╭─ EXERCISE TEXT
= Human rights in Somaliland =

Human rights in Somaliland are protected by Chapter one, Part three of the Constitution of Somaliland. Somaliland is a partially recognized sovereign state in the Horn of Africa, internationally considered to be part of Somalia.

Amnesty International criticizes the persistence of the death penalty and cases of controversial detentions and trials in Somaliland.

In January 2007, the editor and several journalists of the Haatuf newspaper were arrested because they had "defamed" the president's family with their corruption allegations. Under pressure from Somalilander expats and local media, the government released the journalists after 86 days in custody. Other journalists dealing with corruption were also victims of intimidation.

Asylum seekers from the Ethiopian regions of Somali and Oromia, who are suspected of supporting the separatist Ogaden National Liberation Front (ONLF) or the Oromo Liberation Front, have been repatriated to Ethiopia at the request of the Ethiopian government. According to human rights organizations, these people are at risk of arbitrary detention and torture. However, this order was not carried out.

As of 2009, Freedom House names the following human rights problems in Somaliland: corruption, interference and harassment of journalists, banning non-Islamic proselytizing, banning public demonstrations, lack of due process and prolonged detention before trial, weak judiciary and female genital mutilation.

== Women's rights ==
In 2016, an estimated 98 percent of girls experienced female genital mutilation (FGM), and in 2020, the Somaliland Demographic and Health Survey reported a similar statistic, that 98 percent of women aged 15-49 had experienced FGM.

After activism from the Minister of Employment, Social Affairs & Family (MESAF), President Muse Bihi Abdi approved the signing of the Somaliland National Anti-FGM Policy on 18 September 2024.

==Freedom of expression==
It is forbidden in Somaliland to promote the unity of Somaliland with Somalia, or to wear the flag of Somalia.

==Notable activists==
- Amina Warsame - Executive director of Nagaad, a women's group in Hargeisa
- Edna Adan Ismail - Director and founder of the Maternity Hospital and an activist for the abolition of female genital mutilation.
- Hibo Aden Diriye - a Somaliland humanitarian, protection specialist, and women's rights officer.
- Lul Hassan Matan - Helping street children, women, and minority communities in Somaliland.
- Mariam Dahir - Doctor, researcher and anti-female genital mutilation activist.
- Nimco Ali - Co-founder and CEO of The Five Foundation, a global partnership to end female genital mutilation (FGM).
- Rakiya Omaar - First reported on the Isaaq genocide and Rwandan genocide.
- Ubah Ali - Advocate against female genital mutilation. Listed by the BBC as one of the world's most influential 100 Women.
╰─
╭─ DATA LISTING
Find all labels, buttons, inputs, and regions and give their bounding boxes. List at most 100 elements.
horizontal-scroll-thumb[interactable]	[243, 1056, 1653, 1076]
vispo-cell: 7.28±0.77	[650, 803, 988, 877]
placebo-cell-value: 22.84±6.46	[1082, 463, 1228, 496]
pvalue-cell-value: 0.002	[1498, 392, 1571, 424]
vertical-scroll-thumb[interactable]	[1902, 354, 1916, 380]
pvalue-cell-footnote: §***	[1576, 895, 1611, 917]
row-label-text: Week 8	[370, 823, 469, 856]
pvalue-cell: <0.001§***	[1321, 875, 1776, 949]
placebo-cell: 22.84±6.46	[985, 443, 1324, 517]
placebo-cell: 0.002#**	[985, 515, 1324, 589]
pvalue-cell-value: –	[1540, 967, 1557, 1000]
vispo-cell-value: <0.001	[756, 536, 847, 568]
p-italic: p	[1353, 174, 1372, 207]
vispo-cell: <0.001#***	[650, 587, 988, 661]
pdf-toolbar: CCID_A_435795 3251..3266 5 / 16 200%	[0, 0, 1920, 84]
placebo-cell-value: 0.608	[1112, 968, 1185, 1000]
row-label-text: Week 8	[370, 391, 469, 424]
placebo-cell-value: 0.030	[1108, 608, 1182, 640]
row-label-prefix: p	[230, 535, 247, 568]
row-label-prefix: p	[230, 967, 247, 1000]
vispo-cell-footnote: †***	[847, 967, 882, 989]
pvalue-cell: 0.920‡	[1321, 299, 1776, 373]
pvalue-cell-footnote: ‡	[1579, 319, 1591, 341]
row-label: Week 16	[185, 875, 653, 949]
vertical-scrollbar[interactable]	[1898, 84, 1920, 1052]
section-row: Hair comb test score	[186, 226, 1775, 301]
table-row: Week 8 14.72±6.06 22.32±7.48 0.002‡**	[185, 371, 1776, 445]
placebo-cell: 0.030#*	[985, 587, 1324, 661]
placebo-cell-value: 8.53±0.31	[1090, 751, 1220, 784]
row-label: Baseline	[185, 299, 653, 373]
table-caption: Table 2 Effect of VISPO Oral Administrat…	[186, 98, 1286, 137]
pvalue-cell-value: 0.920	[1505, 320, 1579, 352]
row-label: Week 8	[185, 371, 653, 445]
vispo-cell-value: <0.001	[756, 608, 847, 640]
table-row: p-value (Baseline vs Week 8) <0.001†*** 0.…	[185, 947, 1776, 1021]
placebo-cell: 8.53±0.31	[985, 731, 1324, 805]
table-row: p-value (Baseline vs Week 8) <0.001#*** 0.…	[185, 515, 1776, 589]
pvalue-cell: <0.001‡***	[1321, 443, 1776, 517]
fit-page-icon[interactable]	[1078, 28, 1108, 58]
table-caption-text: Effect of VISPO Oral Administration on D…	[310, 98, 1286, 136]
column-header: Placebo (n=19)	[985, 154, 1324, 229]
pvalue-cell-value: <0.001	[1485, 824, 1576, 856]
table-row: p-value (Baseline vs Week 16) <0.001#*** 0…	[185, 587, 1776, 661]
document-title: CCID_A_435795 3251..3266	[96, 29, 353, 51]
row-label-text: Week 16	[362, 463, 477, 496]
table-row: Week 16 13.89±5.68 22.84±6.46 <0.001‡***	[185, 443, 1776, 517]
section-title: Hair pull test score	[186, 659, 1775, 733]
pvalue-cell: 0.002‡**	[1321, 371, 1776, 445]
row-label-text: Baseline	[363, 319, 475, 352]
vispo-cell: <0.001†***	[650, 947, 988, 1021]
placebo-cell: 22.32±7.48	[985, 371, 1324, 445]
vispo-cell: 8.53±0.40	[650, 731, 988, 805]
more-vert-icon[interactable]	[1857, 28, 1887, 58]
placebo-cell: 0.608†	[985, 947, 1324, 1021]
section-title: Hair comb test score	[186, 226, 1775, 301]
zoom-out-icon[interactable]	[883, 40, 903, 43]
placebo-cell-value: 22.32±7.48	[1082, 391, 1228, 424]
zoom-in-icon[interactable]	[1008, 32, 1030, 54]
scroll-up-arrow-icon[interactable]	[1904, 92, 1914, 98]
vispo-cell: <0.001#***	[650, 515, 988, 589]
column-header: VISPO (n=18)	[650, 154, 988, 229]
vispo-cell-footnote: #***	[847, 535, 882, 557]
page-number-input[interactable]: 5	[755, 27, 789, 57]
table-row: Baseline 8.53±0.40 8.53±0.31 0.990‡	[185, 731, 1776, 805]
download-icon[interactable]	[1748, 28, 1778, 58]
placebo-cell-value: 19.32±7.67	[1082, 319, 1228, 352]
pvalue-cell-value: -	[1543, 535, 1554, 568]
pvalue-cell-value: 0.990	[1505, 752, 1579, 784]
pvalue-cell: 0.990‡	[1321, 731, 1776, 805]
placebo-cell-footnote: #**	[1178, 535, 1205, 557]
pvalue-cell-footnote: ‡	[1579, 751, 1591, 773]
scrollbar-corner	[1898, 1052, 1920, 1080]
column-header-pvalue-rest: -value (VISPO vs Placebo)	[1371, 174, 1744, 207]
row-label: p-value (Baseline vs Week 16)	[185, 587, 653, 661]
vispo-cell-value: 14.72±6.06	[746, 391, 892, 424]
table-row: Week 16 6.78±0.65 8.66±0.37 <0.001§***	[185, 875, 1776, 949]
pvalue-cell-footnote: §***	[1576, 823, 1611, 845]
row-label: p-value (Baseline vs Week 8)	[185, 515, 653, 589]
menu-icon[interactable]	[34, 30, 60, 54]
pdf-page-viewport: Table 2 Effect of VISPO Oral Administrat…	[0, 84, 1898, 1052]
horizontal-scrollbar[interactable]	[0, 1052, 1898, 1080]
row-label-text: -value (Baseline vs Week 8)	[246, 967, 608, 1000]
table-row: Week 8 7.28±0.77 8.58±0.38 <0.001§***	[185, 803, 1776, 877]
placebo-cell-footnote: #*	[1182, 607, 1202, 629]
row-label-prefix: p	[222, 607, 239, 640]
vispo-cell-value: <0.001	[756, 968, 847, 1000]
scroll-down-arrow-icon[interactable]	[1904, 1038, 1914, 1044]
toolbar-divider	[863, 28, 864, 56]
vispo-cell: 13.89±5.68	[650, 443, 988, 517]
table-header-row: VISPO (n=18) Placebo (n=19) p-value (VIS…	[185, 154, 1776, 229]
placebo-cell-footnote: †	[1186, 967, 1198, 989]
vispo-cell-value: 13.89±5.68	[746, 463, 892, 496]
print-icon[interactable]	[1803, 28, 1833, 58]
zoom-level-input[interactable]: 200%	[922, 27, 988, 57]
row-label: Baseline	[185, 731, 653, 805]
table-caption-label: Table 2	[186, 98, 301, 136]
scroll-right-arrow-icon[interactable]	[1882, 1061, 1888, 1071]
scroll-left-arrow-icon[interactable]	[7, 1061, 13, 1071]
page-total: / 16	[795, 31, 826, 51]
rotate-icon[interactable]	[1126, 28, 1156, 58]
╰─
In the text on human rights in Somaliland, how many days did the Haatuf journalists spend in custody before the government released them?

▶ WRITTEN SOLUTION: They were released after 86 days in custody.